[Records from a collection]
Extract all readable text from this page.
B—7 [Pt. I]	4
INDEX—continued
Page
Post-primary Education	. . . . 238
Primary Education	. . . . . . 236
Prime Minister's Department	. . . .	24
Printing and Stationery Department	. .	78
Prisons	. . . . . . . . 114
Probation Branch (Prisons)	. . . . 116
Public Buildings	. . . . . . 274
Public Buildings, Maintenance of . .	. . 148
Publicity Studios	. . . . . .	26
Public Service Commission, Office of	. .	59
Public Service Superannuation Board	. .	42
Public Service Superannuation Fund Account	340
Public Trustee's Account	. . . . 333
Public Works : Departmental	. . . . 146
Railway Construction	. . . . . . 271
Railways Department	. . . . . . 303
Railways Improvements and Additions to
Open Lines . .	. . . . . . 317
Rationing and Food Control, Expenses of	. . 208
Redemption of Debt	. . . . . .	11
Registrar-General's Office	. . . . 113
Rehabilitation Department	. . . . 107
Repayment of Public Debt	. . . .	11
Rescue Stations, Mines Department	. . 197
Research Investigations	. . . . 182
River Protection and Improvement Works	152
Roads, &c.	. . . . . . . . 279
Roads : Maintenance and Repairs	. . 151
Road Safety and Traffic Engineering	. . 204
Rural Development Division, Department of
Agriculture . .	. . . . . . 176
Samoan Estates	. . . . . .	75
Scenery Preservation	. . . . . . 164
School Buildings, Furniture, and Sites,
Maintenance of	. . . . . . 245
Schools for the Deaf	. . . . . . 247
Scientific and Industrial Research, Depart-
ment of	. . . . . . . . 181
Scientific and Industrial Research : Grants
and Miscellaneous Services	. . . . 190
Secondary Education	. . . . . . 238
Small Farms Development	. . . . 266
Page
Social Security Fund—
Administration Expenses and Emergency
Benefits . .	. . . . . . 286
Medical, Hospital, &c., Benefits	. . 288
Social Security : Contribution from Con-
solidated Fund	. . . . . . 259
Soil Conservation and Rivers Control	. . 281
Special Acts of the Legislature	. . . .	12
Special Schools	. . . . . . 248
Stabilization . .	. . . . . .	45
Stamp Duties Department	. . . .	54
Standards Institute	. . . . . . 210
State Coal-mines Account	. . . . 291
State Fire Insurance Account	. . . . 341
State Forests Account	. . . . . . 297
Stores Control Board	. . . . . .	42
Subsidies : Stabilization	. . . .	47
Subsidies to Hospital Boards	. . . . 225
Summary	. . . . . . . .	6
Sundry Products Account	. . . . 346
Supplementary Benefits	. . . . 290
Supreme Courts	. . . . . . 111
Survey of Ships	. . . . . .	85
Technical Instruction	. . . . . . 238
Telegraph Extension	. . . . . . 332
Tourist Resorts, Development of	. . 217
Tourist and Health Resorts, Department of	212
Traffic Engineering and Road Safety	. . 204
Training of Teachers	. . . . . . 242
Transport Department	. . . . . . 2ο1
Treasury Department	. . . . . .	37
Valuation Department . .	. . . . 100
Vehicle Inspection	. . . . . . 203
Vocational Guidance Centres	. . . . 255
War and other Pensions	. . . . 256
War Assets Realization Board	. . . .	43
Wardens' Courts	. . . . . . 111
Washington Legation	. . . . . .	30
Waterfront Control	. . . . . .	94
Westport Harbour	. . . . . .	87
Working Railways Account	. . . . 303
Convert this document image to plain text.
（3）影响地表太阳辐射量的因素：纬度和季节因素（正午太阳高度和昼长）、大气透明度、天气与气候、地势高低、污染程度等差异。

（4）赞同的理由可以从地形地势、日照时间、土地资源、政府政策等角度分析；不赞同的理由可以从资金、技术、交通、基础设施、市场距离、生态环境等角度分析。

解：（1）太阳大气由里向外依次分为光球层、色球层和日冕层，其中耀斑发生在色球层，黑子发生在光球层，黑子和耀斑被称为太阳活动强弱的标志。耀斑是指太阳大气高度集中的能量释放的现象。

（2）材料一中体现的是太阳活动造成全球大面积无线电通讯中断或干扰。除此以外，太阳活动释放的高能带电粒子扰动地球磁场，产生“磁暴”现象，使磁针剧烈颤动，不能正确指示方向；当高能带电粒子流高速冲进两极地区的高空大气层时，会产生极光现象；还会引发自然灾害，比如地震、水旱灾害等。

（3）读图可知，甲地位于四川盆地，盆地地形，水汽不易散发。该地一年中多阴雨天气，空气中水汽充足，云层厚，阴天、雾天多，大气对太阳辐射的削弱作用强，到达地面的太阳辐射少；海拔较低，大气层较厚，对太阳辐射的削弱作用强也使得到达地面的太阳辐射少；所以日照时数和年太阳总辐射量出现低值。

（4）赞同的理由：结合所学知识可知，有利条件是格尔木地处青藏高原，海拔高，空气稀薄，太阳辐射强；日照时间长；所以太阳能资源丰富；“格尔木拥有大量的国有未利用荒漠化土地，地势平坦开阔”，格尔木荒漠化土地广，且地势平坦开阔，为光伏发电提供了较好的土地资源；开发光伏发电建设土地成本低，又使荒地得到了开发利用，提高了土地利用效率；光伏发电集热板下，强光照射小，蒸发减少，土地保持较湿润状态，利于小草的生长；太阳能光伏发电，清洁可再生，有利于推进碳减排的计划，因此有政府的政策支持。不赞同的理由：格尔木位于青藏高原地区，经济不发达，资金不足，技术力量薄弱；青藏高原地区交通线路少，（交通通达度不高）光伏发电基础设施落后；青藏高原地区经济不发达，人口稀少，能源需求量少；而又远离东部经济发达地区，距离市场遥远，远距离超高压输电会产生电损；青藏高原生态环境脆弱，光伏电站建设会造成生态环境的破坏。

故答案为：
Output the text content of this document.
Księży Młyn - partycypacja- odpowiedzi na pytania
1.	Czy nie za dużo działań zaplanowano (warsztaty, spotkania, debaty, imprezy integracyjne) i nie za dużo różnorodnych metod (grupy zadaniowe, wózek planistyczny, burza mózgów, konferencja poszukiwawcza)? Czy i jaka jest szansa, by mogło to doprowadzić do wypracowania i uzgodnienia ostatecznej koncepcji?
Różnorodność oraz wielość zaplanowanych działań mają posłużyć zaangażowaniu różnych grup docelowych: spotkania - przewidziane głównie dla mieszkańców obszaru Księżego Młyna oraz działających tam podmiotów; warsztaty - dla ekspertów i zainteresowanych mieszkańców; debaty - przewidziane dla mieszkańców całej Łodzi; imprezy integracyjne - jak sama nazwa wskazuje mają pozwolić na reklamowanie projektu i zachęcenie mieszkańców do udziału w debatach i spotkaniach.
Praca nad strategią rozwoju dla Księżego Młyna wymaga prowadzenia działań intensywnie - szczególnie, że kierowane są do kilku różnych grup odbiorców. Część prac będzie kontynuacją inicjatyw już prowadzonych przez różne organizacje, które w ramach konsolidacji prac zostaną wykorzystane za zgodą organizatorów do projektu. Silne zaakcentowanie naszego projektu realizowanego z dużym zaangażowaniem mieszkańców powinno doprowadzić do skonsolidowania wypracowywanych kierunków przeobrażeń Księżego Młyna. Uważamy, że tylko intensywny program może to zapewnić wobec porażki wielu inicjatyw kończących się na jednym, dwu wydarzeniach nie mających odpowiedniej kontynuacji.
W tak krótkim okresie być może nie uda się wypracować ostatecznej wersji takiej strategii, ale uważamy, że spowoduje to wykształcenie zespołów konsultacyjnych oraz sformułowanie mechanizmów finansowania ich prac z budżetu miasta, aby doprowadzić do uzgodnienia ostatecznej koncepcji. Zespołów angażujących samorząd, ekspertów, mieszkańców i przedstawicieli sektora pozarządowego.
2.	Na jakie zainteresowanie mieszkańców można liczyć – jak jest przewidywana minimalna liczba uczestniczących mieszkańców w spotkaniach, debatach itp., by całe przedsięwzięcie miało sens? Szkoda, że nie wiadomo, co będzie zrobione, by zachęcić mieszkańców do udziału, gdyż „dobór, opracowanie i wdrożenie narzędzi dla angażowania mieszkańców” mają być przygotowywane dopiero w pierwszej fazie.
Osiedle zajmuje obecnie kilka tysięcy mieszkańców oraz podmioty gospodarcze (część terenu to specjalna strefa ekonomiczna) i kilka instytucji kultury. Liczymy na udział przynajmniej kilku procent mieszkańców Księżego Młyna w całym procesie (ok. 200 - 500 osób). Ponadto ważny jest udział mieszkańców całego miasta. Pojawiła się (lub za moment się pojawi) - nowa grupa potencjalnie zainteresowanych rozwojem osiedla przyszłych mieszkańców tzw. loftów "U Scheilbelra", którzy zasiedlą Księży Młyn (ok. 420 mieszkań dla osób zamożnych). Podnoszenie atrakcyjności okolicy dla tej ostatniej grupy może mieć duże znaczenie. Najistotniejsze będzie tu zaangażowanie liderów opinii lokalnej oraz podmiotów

> **INSTRUCTIONS FOR THE TASK**: Collect from the data above every line that includes "Industrial".

> **TASK RESPONSE**:
Scientific and Industrial Research, Depart-
Scientific and Industrial Research : Grants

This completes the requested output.